**INPUT FOR THIS TASK:**
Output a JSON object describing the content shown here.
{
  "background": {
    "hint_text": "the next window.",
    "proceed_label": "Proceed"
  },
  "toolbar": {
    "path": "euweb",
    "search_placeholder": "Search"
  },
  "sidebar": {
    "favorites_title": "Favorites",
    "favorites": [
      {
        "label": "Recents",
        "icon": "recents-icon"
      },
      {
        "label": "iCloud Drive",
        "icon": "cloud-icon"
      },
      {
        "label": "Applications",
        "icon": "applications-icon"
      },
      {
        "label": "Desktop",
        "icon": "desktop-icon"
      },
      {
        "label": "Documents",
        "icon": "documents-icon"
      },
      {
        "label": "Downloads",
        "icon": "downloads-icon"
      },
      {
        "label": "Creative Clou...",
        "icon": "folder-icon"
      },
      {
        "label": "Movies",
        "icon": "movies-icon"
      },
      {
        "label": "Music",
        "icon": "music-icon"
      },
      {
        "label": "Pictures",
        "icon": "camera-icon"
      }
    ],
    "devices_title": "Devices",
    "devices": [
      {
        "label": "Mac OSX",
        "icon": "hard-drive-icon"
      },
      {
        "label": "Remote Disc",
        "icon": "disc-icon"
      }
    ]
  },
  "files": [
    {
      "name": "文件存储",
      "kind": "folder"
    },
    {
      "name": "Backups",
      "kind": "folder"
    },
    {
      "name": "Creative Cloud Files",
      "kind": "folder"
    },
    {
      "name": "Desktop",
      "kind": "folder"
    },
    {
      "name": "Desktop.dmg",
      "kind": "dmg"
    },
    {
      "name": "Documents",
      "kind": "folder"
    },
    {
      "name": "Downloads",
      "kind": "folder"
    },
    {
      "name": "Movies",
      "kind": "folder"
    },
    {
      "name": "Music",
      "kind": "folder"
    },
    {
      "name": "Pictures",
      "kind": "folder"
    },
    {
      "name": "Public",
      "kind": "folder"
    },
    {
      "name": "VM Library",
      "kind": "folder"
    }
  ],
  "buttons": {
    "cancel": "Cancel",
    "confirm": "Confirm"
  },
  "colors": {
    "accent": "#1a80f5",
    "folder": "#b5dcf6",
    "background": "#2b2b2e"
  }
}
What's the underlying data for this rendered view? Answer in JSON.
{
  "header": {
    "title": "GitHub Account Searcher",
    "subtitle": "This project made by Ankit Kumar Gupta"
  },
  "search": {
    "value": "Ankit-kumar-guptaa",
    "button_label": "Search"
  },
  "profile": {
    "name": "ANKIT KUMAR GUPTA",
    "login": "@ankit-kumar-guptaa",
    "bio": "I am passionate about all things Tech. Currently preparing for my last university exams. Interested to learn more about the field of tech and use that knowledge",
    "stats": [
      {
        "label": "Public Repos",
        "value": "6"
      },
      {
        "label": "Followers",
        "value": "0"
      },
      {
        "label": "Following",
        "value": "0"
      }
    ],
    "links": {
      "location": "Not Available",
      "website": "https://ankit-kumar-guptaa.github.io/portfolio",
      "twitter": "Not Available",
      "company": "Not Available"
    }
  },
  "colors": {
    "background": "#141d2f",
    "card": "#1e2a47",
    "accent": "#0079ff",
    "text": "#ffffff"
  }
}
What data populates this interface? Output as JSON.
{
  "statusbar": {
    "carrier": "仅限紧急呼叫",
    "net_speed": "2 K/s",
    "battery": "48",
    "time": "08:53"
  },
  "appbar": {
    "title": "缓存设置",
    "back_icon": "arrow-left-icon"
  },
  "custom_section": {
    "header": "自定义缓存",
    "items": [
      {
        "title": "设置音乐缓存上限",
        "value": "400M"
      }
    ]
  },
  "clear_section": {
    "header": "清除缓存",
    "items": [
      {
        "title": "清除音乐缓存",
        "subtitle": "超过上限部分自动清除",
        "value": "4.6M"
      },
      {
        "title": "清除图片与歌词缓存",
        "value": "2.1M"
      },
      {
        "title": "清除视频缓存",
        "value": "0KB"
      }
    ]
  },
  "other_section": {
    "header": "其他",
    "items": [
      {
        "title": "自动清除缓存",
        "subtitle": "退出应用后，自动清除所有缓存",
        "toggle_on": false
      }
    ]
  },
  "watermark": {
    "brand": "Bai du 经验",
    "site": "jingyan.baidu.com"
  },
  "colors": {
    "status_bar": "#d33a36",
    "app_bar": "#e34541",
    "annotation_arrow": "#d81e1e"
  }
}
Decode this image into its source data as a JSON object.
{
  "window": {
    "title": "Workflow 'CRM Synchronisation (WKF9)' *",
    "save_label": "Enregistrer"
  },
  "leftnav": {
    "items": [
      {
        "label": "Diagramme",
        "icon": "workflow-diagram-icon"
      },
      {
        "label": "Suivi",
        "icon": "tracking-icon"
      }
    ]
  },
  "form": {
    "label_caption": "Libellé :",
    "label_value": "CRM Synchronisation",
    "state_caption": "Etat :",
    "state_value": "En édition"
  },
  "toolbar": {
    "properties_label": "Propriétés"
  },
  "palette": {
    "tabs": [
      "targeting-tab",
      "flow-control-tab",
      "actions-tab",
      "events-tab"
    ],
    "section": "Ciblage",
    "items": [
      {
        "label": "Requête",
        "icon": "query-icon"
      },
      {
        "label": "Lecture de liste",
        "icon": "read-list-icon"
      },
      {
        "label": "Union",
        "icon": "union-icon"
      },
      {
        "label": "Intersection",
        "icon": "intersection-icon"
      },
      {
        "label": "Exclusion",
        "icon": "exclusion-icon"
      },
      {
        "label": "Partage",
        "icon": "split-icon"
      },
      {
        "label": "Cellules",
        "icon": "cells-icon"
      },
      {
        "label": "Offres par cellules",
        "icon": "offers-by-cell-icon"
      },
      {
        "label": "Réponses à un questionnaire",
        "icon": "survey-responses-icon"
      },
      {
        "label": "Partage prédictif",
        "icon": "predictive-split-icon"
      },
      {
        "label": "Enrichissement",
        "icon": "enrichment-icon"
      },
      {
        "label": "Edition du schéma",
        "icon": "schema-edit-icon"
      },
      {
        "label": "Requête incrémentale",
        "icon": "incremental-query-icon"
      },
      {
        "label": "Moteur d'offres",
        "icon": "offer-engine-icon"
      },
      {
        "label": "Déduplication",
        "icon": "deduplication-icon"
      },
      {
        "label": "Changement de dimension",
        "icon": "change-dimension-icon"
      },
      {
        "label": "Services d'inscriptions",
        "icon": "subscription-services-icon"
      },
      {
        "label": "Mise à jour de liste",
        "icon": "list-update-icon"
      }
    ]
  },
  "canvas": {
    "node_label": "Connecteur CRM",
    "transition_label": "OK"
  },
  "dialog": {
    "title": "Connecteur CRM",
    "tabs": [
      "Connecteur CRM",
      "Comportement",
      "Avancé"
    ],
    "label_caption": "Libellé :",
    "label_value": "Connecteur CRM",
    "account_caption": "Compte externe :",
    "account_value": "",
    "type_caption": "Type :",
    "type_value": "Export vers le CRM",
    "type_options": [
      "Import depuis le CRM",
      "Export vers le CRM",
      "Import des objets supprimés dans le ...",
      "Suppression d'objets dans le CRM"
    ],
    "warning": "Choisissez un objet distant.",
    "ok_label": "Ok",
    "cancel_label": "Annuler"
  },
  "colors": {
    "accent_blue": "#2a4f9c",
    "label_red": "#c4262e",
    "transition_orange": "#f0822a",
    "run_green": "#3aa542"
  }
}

**TASK INSTRUCTIONS:**
In the records above, find the lines containing "Requête" and copy them.

**EXERCISE RESPONSE:**
        "label": "Requête",
        "label": "Requête incrémentale",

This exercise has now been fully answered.